▶ _Directive_: In the listing below, find every line with the string "گریخته" and pull it out.

[Dataset entries]

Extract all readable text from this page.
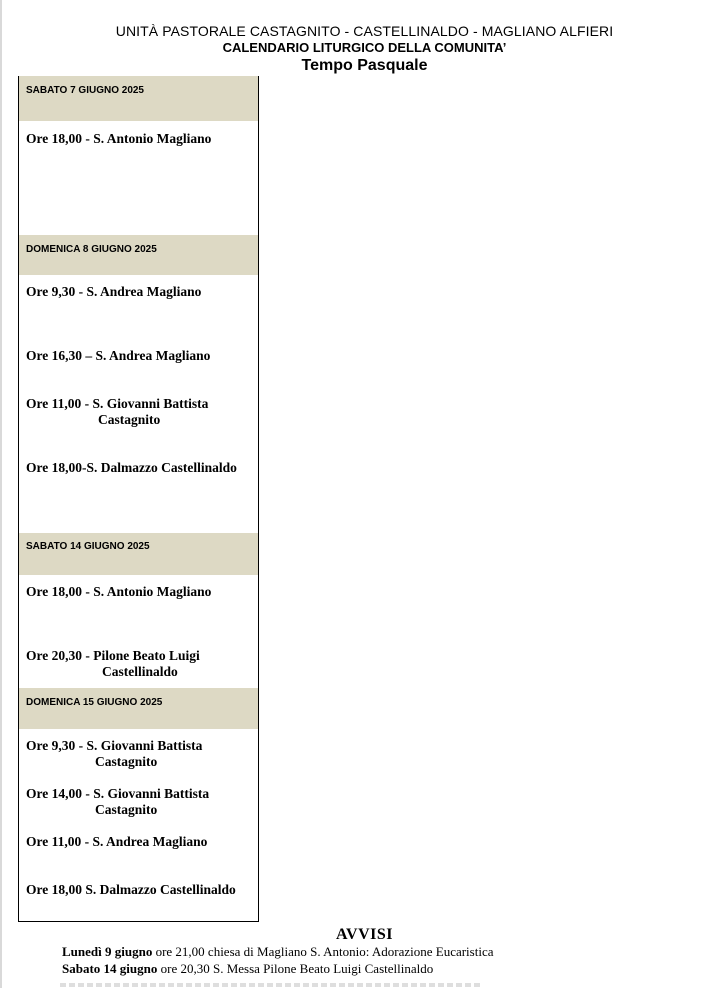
UNITÀ PASTORALE CASTAGNITO - CASTELLINALDO - MAGLIANO ALFIERI
CALENDARIO LITURGICO DELLA COMUNITA’
Tempo Pasquale
SABATO 7 GIUGNO 2025
Ore 18,00 - S. Antonio Magliano
DOMENICA 8 GIUGNO 2025
Ore 9,30 - S. Andrea Magliano
Ore 16,30 – S. Andrea Magliano
Ore 11,00 - S. Giovanni Battista
Castagnito
Ore 18,00-S. Dalmazzo Castellinaldo
SABATO 14 GIUGNO 2025
Ore 18,00 - S. Antonio Magliano
Ore 20,30 - Pilone Beato Luigi
Castellinaldo
DOMENICA 15 GIUGNO 2025
Ore 9,30 - S. Giovanni Battista
Castagnito
Ore 14,00 - S. Giovanni Battista
Castagnito
Ore 11,00 - S. Andrea Magliano
Ore 18,00 S. Dalmazzo Castellinaldo
AVVISI
Lunedì 9 giugno ore 21,00 chiesa di Magliano S. Antonio: Adorazione Eucaristica
Sabato 14 giugno ore 20,30 S. Messa Pilone Beato Luigi Castellinaldo
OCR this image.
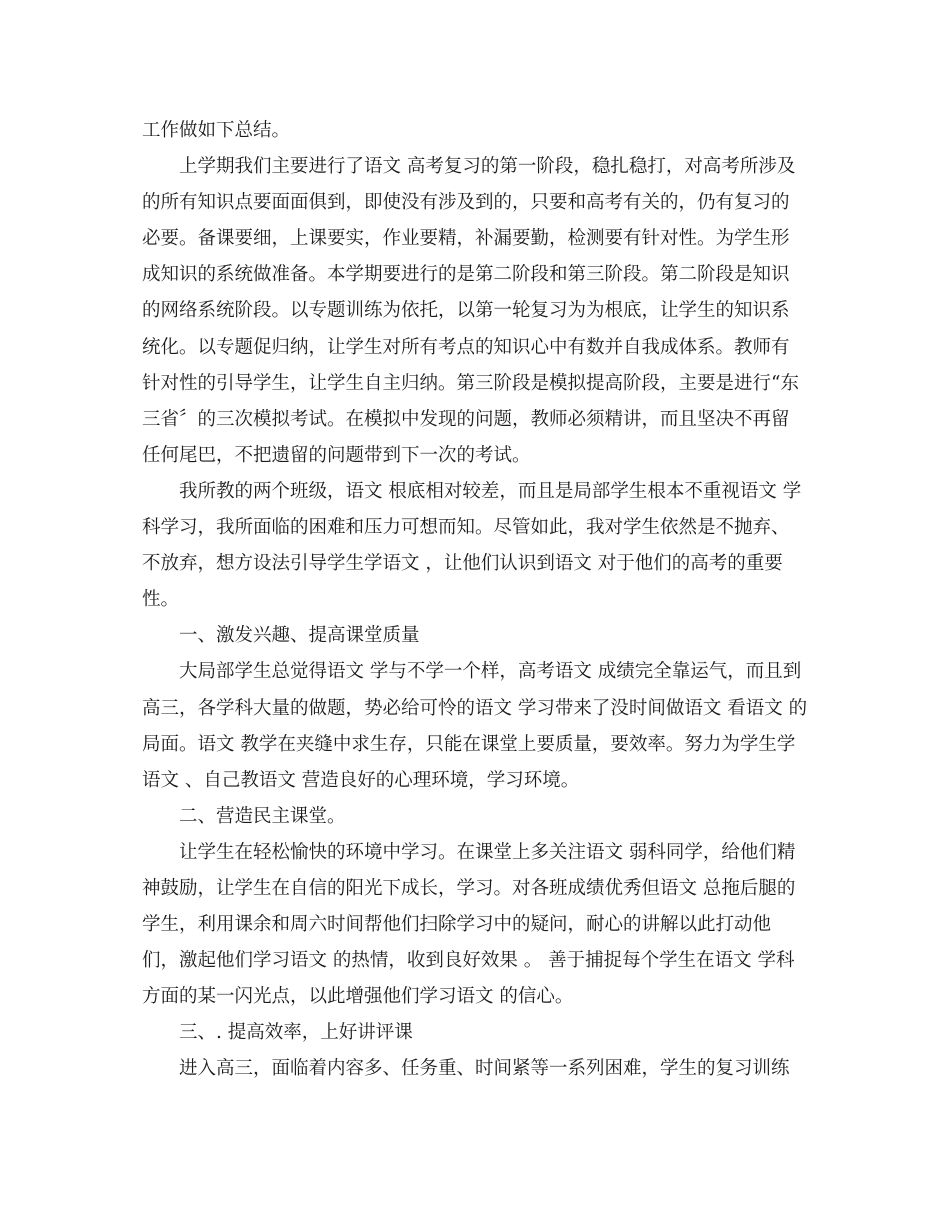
工作做如下总结。
上学期我们主要进行了语文 高考复习的第一阶段，稳扎稳打，对高考所涉及
的所有知识点要面面俱到，即使没有涉及到的，只要和高考有关的，仍有复习的
必要。备课要细，上课要实，作业要精，补漏要勤，检测要有针对性。为学生形
成知识的系统做准备。本学期要进行的是第二阶段和第三阶段。第二阶段是知识
的网络系统阶段。以专题训练为依托，以第一轮复习为为根底，让学生的知识系
统化。以专题促归纳，让学生对所有考点的知识心中有数并自我成体系。教师有
针对性的引导学生，让学生自主归纳。第三阶段是模拟提高阶段，主要是进行“东
三省〞的三次模拟考试。在模拟中发现的问题，教师必须精讲，而且坚决不再留
任何尾巴，不把遗留的问题带到下一次的考试。
我所教的两个班级，语文 根底相对较差，而且是局部学生根本不重视语文 学
科学习，我所面临的困难和压力可想而知。尽管如此，我对学生依然是不抛弃、
不放弃，想方设法引导学生学语文 ，让他们认识到语文 对于他们的高考的重要
性。
一、激发兴趣、提高课堂质量
大局部学生总觉得语文 学与不学一个样，高考语文 成绩完全靠运气，而且到
高三，各学科大量的做题，势必给可怜的语文 学习带来了没时间做语文 看语文 的
局面。语文 教学在夹缝中求生存，只能在课堂上要质量，要效率。努力为学生学
语文 、自己教语文 营造良好的心理环境，学习环境。
二、营造民主课堂。
让学生在轻松愉快的环境中学习。在课堂上多关注语文 弱科同学，给他们精
神鼓励，让学生在自信的阳光下成长，学习。对各班成绩优秀但语文 总拖后腿的
学生，利用课余和周六时间帮他们扫除学习中的疑问，耐心的讲解以此打动他
们，激起他们学习语文 的热情，收到良好效果 。 善于捕捉每个学生在语文 学科
方面的某一闪光点，以此增强他们学习语文 的信心。
三、. 提高效率，上好讲评课
进入高三，面临着内容多、任务重、时间紧等一系列困难，学生的复习训练
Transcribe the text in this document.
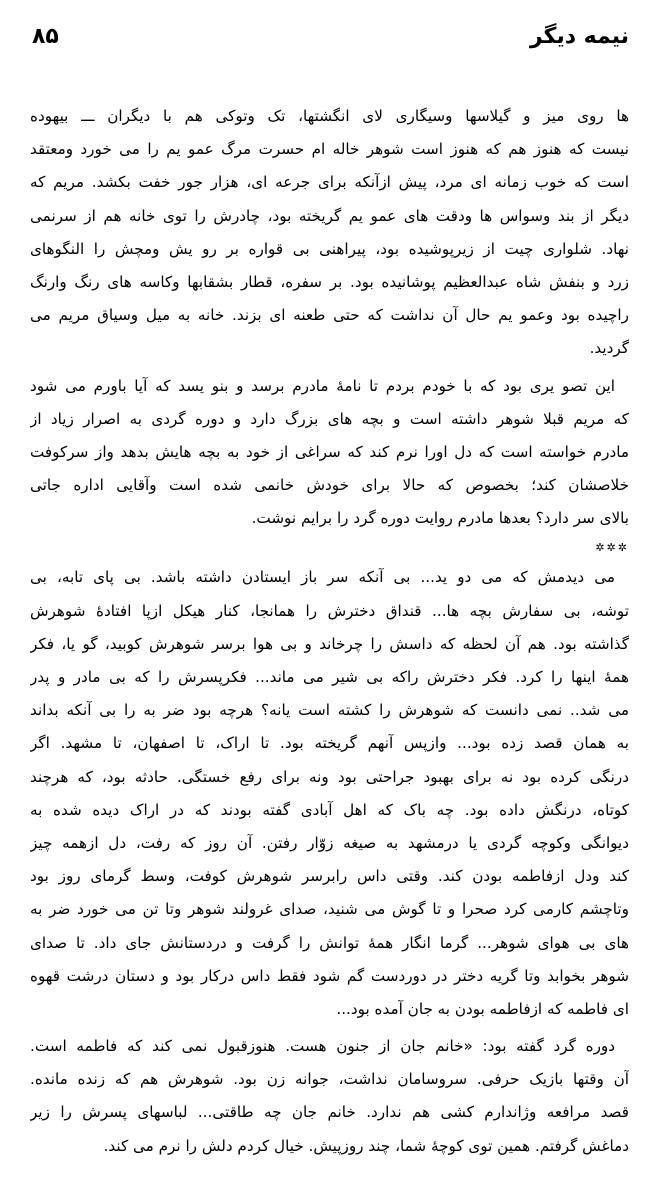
نیمه دیگر
۸۵
ها روی میز و گیلاسها وسیگاری لای انگشتها، تک وتوکی هم با دیگران ـــ بیهوده
نیست که هنوز هم که هنوز است شوهر خاله ام حسرت مرگ عمو یم را می خورد ومعتقد
است که خوب زمانه ای مرد، پیش ازآنکه برای جرعه ای، هزار جور خفت بکشد. مریم که
دیگر از بند وسواس ها ودقت های عمو یم گریخته بود، چادرش را توی خانه هم از سرنمی
نهاد. شلواری چیت از زیرپوشیده بود، پیراهنی بی قواره بر رو یش ومچش را النگوهای
زرد و بنفش شاه عبدالعظیم پوشانیده بود. بر سفره، قطار بشقابها وکاسه های رنگ وارنگ
راچیده بود وعمو یم حال آن نداشت که حتی طعنه ای بزند. خانه به میل وسیاق مریم می
گردید.
این تصو یری بود که با خودم بردم تا نامۀ مادرم برسد و بنو یسد که آیا باورم می شود
که مریم قبلا شوهر داشته است و بچه های بزرگ دارد و دوره گردی به اصرار زیاد از
مادرم خواسته است که دل اورا نرم کند که سراغی از خود به بچه هایش بدهد واز سرکوفت
خلاصشان کند؛ بخصوص که حالا برای خودش خانمی شده است وآقایی اداره جاتی
بالای سر دارد؟ بعدها مادرم روایت دوره گرد را برایم نوشت.
✲✲✲
می دیدمش که می دو ید... بی آنکه سر باز ایستادن داشته باشد. بی پای تابه، بی
توشه، بی سفارش بچه ها... قنداق دخترش را همانجا، کنار هیکل ازپا افتادۀ شوهرش
گذاشته بود. هم آن لحظه که داسش را چرخاند و بی هوا برسر شوهرش کوبید، گو یا، فکر
همۀ اینها را کرد. فکر دخترش راکه بی شیر می ماند... فکرپسرش را که بی مادر و پدر
می شد.. نمی دانست که شوهرش را کشته است یانه؟ هرچه بود ضر به را بی آنکه بداند
به همان قصد زده بود... وازپس آنهم گریخته بود. تا اراک، تا اصفهان، تا مشهد. اگر
درنگی کرده بود نه برای بهبود جراحتی بود ونه برای رفع خستگی. حادثه بود، که هرچند
کوتاه، درنگش داده بود. چه باک که اهل آبادی گفته بودند که در اراک دیده شده به
دیوانگی وکوچه گردی یا درمشهد به صیغه زوّار رفتن. آن روز که رفت، دل ازهمه چیز
کند ودل ازفاطمه بودن کند. وقتی داس رابرسر شوهرش کوفت، وسط گرمای روز بود
وتاچشم کارمی کرد صحرا و تا گوش می شنید، صدای غرولند شوهر وتا تن می خورد ضر به
های بی هوای شوهر... گرما انگار همۀ توانش را گرفت و دردستانش جای داد. تا صدای
شوهر بخوابد وتا گریه دختر در دوردست گم شود فقط داس درکار بود و دستان درشت قهوه
ای فاطمه که ازفاطمه بودن به جان آمده بود...
دوره گرد گفته بود: «خانم جان از جنون هست. هنوزقبول نمی کند که فاطمه است.
آن وقتها بازیک حرفی. سروسامان نداشت، جوانه زن بود. شوهرش هم که زنده مانده.
قصد مرافعه وژاندارم کشی هم ندارد. خانم جان چه طاقتی... لباسهای پسرش را زیر
دماغش گرفتم. همین توی کوچۀ شما، چند روزپیش. خیال کردم دلش را نرم می کند.
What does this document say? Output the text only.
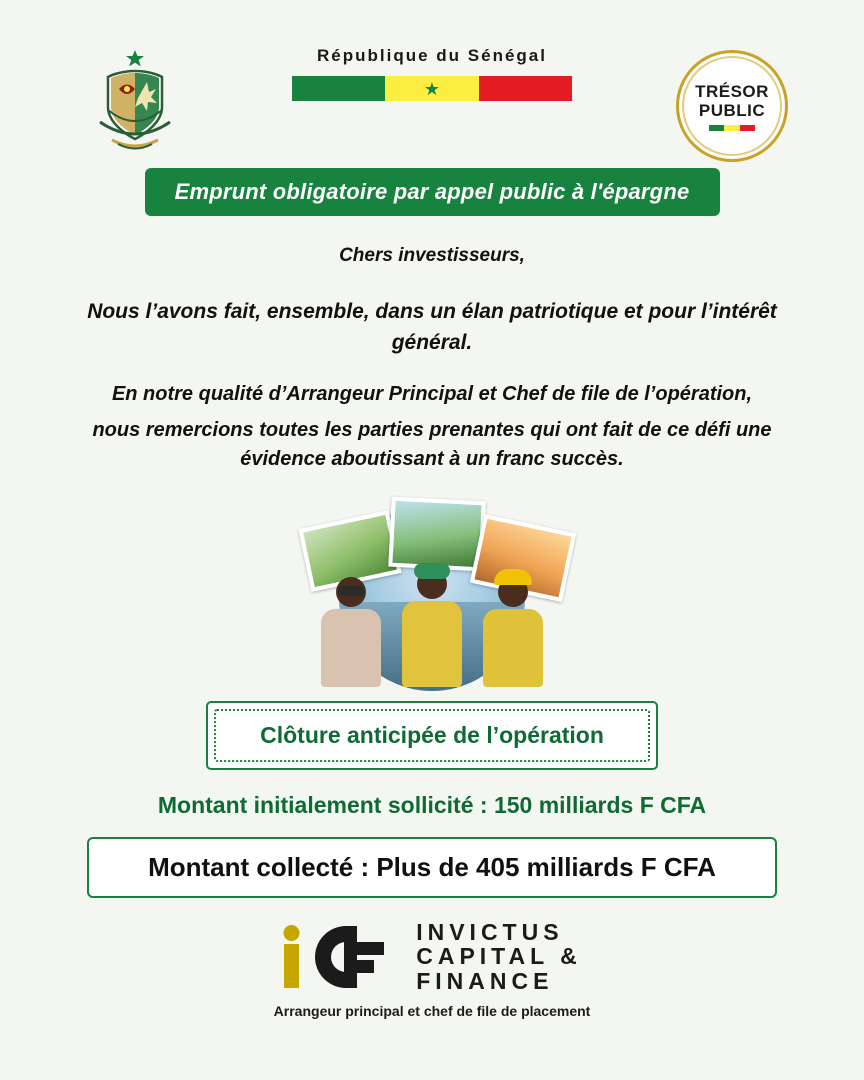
République du Sénégal
★	TRÉSOR
PUBLIC
Emprunt obligatoire par appel public à l'épargne

Chers investisseurs,

Nous l’avons fait, ensemble, dans un élan patriotique et pour l’intérêt général.

En notre qualité d’Arrangeur Principal et Chef de file de l’opération,

nous remercions toutes les parties prenantes qui ont fait de ce défi une évidence aboutissant à un franc succès.

Clôture anticipée de l’opération
Montant initialement sollicité : 150 milliards F CFA
Montant collecté : Plus de 405 milliards F CFA
INVICTUS
CAPITAL &
FINANCE
Arrangeur principal et chef de file de placement
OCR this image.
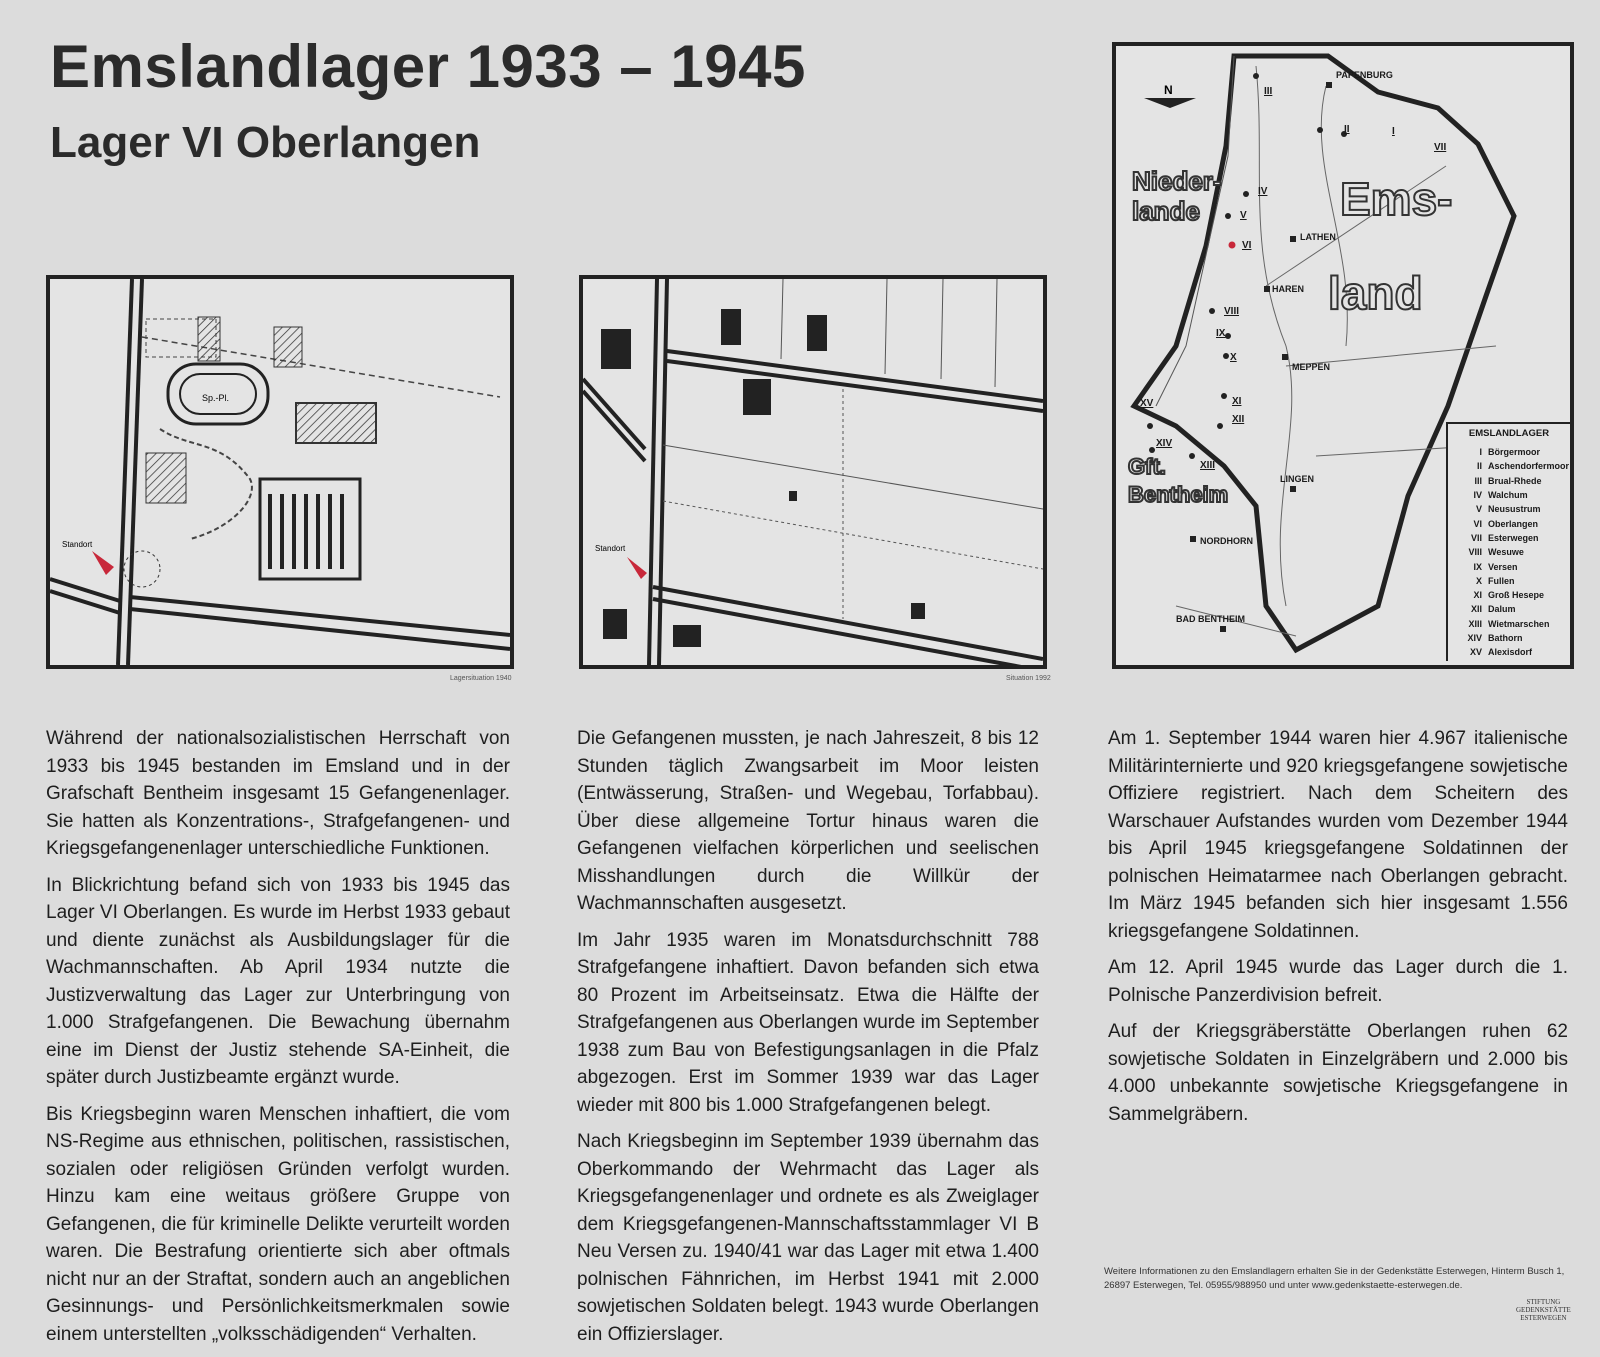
Emslandlager 1933 – 1945
Lager VI Oberlangen
Sp.-Pl.
Standort
Lagersituation 1940
Standort
Situation 1992
N
Nieder-
lande	Ems-
land
Gft.
Bentheim
PAPENBURG
LATHEN
HAREN
MEPPEN
LINGEN
NORDHORN
BAD BENTHEIM
I
II
III
IV
V
VI
VII
VIII
IX
X
XI
XII
XIII
XIV
XV
EMSLANDLAGER
I Börgermoor
II Aschendorfermoor
III Brual-Rhede
IV Walchum
V Neusustrum
VI Oberlangen
VII Esterwegen
VIII Wesuwe
IX Versen
X Fullen
XI Groß Hesepe
XII Dalum
XIII Wietmarschen
XIV Bathorn
XV Alexisdorf

Während der nationalsozialistischen Herrschaft von 1933 bis 1945 bestanden im Emsland und in der Grafschaft Bentheim insgesamt 15 Gefangenenlager. Sie hatten als Konzentrations-, Strafgefangenen- und Kriegsgefangenenlager unterschiedliche Funktionen.

In Blickrichtung befand sich von 1933 bis 1945 das Lager VI Oberlangen. Es wurde im Herbst 1933 gebaut und diente zunächst als Ausbildungslager für die Wachmannschaften. Ab April 1934 nutzte die Justizverwaltung das Lager zur Unterbringung von 1.000 Strafgefangenen. Die Bewachung übernahm eine im Dienst der Justiz stehende SA-Einheit, die später durch Justizbeamte ergänzt wurde.

Bis Kriegsbeginn waren Menschen inhaftiert, die vom NS-Regime aus ethnischen, politischen, rassistischen, sozialen oder religiösen Gründen verfolgt wurden. Hinzu kam eine weitaus größere Gruppe von Gefangenen, die für kriminelle Delikte verurteilt worden waren. Die Bestrafung orientierte sich aber oftmals nicht nur an der Straftat, sondern auch an angeblichen Gesinnungs- und Persönlichkeitsmerkmalen sowie einem unterstellten „volksschädigenden“ Verhalten.

Die Gefangenen mussten, je nach Jahreszeit, 8 bis 12 Stunden täglich Zwangsarbeit im Moor leisten (Entwässerung, Straßen- und Wegebau, Torfabbau). Über diese allgemeine Tortur hinaus waren die Gefangenen vielfachen körperlichen und seelischen Misshandlungen durch die Willkür der Wachmannschaften ausgesetzt.

Im Jahr 1935 waren im Monatsdurchschnitt 788 Strafgefangene inhaftiert. Davon befanden sich etwa 80 Prozent im Arbeitseinsatz. Etwa die Hälfte der Strafgefangenen aus Oberlangen wurde im September 1938 zum Bau von Befestigungsanlagen in die Pfalz abgezogen. Erst im Sommer 1939 war das Lager wieder mit 800 bis 1.000 Strafgefangenen belegt.

Nach Kriegsbeginn im September 1939 übernahm das Oberkommando der Wehrmacht das Lager als Kriegsgefangenenlager und ordnete es als Zweiglager dem Kriegsgefangenen-Mannschaftsstammlager VI B Neu Versen zu. 1940/41 war das Lager mit etwa 1.400 polnischen Fähnrichen, im Herbst 1941 mit 2.000 sowjetischen Soldaten belegt. 1943 wurde Oberlangen ein Offizierslager.

Am 1. September 1944 waren hier 4.967 italienische Militärinternierte und 920 kriegsgefangene sowjetische Offiziere registriert. Nach dem Scheitern des Warschauer Aufstandes wurden vom Dezember 1944 bis April 1945 kriegsgefangene Soldatinnen der polnischen Heimatarmee nach Oberlangen gebracht. Im März 1945 befanden sich hier insgesamt 1.556 kriegsgefangene Soldatinnen.

Am 12. April 1945 wurde das Lager durch die 1. Polnische Panzerdivision befreit.

Auf der Kriegsgräberstätte Oberlangen ruhen 62 sowjetische Soldaten in Einzelgräbern und 2.000 bis 4.000 unbekannte sowjetische Kriegsgefangene in Sammelgräbern.

Weitere Informationen zu den Emslandlagern erhalten Sie in der Gedenkstätte Esterwegen, Hinterm Busch 1, 26897 Esterwegen, Tel. 05955/988950 und unter www.gedenkstaette-esterwegen.de.
STIFTUNG
GEDENKSTÄTTE
ESTERWEGEN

▶ _Exercise result_:
دیگر از بند وسواس ها ودقت های عمو یم گریخته بود، چادرش را توی خانه هم از سرنمی
به همان قصد زده بود... وازپس آنهم گریخته بود. تا اراک، تا اصفهان، تا مشهد. اگر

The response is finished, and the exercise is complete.